Extracted records:
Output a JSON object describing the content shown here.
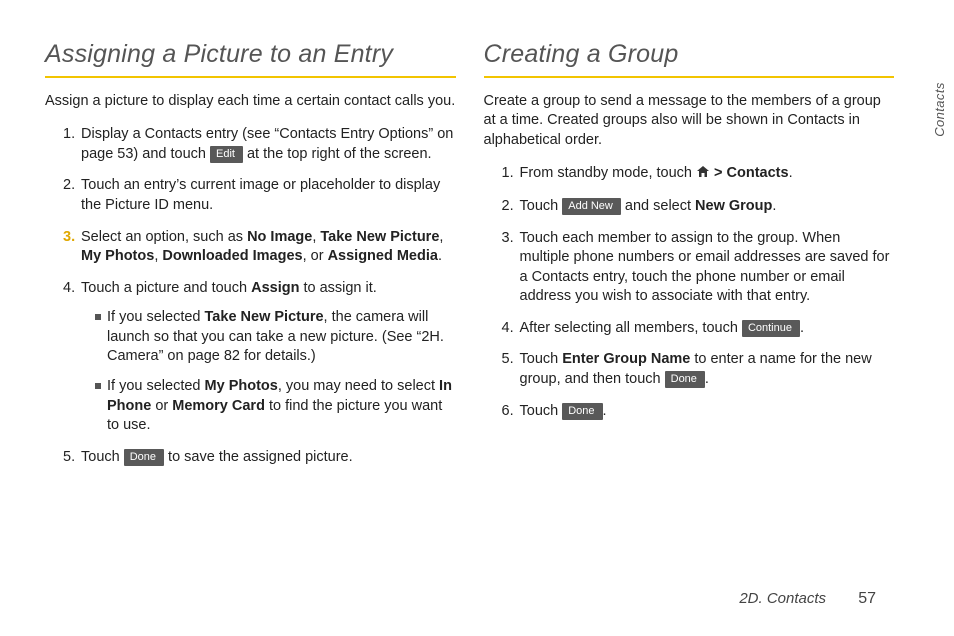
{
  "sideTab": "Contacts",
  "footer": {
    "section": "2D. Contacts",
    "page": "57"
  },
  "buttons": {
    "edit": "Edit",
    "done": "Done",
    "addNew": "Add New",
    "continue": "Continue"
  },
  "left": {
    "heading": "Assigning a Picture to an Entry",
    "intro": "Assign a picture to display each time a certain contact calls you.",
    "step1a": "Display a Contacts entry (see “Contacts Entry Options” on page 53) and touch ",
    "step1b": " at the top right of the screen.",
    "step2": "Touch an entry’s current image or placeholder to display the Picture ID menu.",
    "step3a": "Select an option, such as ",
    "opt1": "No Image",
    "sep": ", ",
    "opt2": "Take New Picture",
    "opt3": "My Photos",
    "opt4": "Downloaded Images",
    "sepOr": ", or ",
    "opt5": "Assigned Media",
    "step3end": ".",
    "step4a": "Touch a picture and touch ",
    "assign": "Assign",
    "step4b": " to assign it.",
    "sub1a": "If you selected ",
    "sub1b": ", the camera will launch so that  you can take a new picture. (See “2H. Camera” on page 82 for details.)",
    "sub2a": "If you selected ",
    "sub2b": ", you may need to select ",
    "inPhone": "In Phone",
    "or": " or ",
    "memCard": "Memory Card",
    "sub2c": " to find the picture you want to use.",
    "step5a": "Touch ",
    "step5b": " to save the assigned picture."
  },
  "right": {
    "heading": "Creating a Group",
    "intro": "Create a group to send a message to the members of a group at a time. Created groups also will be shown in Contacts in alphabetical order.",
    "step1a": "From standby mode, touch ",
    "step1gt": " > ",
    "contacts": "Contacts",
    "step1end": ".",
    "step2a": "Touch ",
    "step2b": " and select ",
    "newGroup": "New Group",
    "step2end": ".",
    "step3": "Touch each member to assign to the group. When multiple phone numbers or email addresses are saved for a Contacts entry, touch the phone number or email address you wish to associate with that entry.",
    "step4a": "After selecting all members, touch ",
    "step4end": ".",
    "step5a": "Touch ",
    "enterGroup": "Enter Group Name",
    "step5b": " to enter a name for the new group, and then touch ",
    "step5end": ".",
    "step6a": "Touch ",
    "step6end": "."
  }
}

What is needed:
Which lines contain "page"? Copy each of them out.

Correct answer:
    "page": "57"
    "step1a": "Display a Contacts entry (see “Contacts Entry Options” on page 53) and touch ",
    "sub1b": ", the camera will launch so that  you can take a new picture. (See “2H. Camera” on page 82 for details.)",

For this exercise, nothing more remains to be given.